Page
+++

Stéphane Sirot : La remarque du Président présente une triple dimension. D’abord, il est possible d’y lire un jugement d’ordre péjoratif, au sens où l’acte manifestant est hautement banalisé, ce qui, de facto, lui ôte une part de la démarche de conviction et d’engagement qu’il exprime. Ensuite, il y a là une façon de signifier que face à ce qui s’apparenterait à un rituel somme toute assez inoffensif puisque folklorique, l’appareil d’Etat n’est pas prêt à transiger, encore moins à céder. Enfin, il est également légitime de déceler dans cette déclaration une part de vérité historique : en France, la manifestation accompagne de manière récurrente les réformes contestées. Cela tient largement au fait que dans notre pays, la centralisation du pouvoir d’Etat a été et est encore plus marquée qu’ailleurs en Europe occidentale ; celui-ci se veut le dépositaire d’un ordre social public qui a pour contrepartie une fréquente interpellation des institutions politiques.

Cette expression n'est-elle pas du reste détonante dans la bouche d'un homme de gauche ?

Au premier abord, il peut en effet sembler surprenant qu’un socialiste – même devenu Président - tende à minimiser la pratique manifestante, dans la mesure où la gauche politique et syndicale en est, par tradition, la principale dépositaire. Peut-être cela reflète-t-il d’ailleurs un aspect de la coupure pointée du doigt par des chercheurs, mais aussi par des militants, entre le Parti socialiste et les classes populaires. Il faut cependant souligner qu’en l’occurrence, François Hollande cherche surtout à démonétiser une démonstration organisée par des opposants – ici structurés autour des milieux catholiques - qui ne forment pas son électorat naturel. Sa remarque a donc un caractère conjoncturel à visée politique immédiate.

Mais le plus surprenant, dans la manière dont il s’est exprimé, tient au fait qu’elle rappelle étrangement la rhétorique de son prédécesseur, Nicolas Sarkozy : la rue passe, s’épuise, et la réforme reste. Pour quelqu’un qui ambitionne de changer la société au moyen d’une démarche moins clivante, plus consensuelle, il y a là un paradoxe.

Peut-on dire que la manifestation est réellement devenue obsolète à l'heure de la mobilisation sur les réseaux sociaux ? Autrement dit : la rue est-elle encore un lieu important de la vie publique dans une ère sur-médiatisée ?

Les événements des ces dernières années tendent à montrer que la manifestation conserve partout une vigueur que les réseaux sociaux contribuent au contraire à renouveler. Les peuples d’Europe en désaccord avec les mesures d’austérité investissent l’espace public. Il en va de même des jeunes Indignés qui, précisément, construisent leurs actions en utilisant l’outil des réseaux sociaux. Les "flashmob", ces nouvelles formes de mobilisations caractérisées par leur brièveté et leur effet de surprise s’appuient aussi sur les ressources offertes par les nouvelles technologies. Bref, il y a entre elles et la manifestation non une contradiction, mais l’élaboration d’une synergie somme toute assez efficace.

+++

Données disponibles
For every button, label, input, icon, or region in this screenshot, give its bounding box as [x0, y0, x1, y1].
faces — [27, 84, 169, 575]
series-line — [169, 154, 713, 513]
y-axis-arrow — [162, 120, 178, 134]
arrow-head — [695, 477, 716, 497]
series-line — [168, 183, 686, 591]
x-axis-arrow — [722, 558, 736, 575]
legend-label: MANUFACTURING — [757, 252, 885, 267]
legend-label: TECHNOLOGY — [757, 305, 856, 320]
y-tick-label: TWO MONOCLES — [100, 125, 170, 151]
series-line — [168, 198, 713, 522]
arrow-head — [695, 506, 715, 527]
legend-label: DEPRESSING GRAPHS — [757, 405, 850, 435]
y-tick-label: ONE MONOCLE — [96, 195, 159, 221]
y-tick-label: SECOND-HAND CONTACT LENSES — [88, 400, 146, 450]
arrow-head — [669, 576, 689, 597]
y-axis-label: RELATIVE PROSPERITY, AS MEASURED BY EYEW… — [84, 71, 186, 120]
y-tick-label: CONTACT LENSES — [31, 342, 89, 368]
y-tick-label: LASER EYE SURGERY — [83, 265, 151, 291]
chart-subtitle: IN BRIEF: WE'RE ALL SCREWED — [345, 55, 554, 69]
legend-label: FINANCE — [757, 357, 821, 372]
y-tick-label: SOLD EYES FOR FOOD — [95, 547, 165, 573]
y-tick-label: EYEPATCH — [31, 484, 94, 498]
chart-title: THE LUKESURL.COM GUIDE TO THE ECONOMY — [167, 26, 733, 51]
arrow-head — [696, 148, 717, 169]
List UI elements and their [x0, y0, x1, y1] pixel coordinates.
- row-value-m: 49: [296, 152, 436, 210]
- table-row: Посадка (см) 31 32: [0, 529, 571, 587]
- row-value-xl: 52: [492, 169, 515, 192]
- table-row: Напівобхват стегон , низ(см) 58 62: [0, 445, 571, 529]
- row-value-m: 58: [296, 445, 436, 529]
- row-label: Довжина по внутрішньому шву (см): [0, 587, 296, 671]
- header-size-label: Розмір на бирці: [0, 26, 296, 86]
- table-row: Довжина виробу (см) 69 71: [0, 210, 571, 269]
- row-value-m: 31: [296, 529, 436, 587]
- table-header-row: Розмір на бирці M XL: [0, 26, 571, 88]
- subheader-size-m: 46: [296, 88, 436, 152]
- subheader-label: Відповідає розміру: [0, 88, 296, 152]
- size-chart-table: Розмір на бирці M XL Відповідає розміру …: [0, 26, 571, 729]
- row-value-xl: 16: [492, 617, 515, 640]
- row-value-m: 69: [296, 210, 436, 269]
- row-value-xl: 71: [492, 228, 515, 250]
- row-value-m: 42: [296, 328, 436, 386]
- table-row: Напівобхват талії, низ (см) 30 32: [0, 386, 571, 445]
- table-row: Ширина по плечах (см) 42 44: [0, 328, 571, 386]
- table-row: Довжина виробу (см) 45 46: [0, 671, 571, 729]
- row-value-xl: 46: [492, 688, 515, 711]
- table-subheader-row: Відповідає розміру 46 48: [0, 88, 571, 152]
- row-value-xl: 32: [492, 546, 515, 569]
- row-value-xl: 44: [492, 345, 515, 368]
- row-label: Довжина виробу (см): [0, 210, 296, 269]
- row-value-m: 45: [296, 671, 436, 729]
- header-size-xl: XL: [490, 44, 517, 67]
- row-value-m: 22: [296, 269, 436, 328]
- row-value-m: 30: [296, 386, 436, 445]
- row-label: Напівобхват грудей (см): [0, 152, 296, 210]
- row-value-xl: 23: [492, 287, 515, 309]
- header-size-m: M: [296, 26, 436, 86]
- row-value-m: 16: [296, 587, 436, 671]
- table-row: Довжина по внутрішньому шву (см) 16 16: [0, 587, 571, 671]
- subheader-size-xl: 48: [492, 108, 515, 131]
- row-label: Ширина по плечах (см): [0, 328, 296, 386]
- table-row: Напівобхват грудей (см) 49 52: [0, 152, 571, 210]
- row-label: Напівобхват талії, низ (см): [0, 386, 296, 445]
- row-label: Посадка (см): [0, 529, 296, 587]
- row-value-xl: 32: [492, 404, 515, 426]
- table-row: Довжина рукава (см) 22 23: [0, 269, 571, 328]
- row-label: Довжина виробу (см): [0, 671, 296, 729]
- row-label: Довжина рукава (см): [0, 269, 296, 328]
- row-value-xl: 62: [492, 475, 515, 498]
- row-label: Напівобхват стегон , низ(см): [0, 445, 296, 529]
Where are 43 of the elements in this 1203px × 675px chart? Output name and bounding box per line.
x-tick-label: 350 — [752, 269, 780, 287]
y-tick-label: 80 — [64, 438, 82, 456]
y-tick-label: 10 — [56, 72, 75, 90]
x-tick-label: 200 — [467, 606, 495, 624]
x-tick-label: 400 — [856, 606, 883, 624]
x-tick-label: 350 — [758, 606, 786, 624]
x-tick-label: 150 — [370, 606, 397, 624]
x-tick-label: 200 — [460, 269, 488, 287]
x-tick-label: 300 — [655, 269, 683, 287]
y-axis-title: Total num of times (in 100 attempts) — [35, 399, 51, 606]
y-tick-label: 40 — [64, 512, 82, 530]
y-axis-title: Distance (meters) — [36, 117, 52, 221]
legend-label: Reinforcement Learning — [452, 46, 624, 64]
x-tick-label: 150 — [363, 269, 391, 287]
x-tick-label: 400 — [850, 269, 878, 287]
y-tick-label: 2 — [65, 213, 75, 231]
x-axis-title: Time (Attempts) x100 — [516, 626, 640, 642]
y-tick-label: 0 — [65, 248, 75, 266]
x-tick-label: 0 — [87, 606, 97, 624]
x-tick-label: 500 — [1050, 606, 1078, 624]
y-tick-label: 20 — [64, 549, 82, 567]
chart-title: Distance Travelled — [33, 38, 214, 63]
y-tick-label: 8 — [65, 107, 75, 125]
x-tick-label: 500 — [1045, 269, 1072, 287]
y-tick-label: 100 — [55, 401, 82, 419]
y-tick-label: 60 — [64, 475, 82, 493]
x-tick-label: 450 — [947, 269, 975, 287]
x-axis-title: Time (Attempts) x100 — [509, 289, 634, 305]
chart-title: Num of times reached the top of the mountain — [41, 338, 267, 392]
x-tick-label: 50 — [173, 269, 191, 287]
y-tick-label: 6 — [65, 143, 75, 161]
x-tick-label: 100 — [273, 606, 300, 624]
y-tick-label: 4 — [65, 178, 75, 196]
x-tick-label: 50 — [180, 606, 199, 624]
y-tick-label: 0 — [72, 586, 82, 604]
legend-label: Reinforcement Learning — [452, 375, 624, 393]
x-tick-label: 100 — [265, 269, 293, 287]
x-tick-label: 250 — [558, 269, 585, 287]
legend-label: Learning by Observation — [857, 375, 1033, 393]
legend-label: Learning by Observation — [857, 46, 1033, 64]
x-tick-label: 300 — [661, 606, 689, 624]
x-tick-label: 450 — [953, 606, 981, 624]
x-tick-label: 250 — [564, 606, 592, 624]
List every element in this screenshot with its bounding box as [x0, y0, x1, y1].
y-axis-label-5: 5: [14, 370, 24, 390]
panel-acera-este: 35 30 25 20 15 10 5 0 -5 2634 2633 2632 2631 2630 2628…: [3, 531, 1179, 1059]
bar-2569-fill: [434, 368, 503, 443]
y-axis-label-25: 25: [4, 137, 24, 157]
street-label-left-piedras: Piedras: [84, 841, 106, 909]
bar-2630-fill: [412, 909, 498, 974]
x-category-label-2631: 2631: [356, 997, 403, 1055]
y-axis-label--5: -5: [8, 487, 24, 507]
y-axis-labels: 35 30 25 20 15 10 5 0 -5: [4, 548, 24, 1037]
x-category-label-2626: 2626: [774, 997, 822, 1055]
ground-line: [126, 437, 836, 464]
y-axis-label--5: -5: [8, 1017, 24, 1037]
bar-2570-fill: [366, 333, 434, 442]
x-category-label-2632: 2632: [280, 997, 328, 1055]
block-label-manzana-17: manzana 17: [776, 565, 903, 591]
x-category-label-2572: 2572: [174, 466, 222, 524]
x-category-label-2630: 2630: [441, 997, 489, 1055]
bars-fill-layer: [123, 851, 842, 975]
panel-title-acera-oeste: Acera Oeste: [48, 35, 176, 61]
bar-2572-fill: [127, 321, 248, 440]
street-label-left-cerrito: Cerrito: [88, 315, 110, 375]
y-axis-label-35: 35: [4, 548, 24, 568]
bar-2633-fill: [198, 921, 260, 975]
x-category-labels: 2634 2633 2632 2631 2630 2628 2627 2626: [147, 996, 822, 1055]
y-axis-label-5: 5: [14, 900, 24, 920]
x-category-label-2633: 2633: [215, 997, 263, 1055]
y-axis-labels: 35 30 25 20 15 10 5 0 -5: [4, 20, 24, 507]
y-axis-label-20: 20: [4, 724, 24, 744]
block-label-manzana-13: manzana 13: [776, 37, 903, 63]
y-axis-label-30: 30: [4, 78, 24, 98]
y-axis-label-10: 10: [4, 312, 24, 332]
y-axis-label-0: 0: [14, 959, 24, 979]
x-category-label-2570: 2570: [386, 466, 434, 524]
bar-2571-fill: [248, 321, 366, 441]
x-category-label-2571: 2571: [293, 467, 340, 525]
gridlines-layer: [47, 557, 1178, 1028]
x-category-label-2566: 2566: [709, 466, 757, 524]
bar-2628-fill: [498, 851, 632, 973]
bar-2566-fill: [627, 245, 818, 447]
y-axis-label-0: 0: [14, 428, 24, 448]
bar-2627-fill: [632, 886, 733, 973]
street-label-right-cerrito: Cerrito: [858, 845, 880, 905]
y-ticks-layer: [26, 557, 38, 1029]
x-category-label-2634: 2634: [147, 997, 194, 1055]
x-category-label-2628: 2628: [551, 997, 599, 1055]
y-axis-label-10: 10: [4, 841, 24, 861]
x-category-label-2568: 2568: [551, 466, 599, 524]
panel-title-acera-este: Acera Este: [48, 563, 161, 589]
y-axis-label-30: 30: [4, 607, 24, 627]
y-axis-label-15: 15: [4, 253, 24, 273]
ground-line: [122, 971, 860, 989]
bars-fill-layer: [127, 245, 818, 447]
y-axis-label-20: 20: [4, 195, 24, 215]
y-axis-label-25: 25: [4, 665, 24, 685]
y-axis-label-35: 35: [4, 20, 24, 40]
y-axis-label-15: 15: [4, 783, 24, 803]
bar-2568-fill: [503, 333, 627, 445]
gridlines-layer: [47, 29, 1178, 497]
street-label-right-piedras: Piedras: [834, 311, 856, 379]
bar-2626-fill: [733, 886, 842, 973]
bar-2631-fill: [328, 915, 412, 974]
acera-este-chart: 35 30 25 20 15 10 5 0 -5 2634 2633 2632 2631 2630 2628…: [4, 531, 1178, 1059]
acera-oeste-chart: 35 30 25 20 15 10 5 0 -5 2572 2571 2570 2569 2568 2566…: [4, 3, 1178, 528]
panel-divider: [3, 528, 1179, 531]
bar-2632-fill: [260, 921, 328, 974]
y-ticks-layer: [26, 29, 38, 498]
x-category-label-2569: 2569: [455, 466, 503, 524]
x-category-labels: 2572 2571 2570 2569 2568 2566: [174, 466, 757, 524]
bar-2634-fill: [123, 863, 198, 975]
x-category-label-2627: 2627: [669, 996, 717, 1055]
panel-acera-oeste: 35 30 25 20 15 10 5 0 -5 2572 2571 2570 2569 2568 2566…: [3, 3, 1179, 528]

+++

Objectifs
1 - Répondez à ces questions à partir de l'entretien :
(a) Autour de quels milieux sont structurés les opposants dont François Hollande cherche à démonétiser la démonstration ?
(b) Quel prédécesseur du Président la rhétorique employée rappelle-t-elle ?
(c) Qui construit ses actions en utilisant l'outil des réseaux sociaux ?
2 - Dans les données, du début jusqu'à la ligne contenant « x-axis-arrow — [722, 558, 736, 575] » incluse, substituez « data-line » à « series-line », puis réécrivez uniquement ces lignes sans rien modifier d'autre.

Résultats attendus
1 -
(a) Autour des milieux catholiques.
(b) Nicolas Sarkozy.
(c) Les jeunes Indignés.

2 -
For every button, label, input, icon, or region in this screenshot, give its bounding box as [x0, y0, x1, y1].
faces — [27, 84, 169, 575]
data-line — [169, 154, 713, 513]
y-axis-arrow — [162, 120, 178, 134]
arrow-head — [695, 477, 716, 497]
data-line — [168, 183, 686, 591]
x-axis-arrow — [722, 558, 736, 575]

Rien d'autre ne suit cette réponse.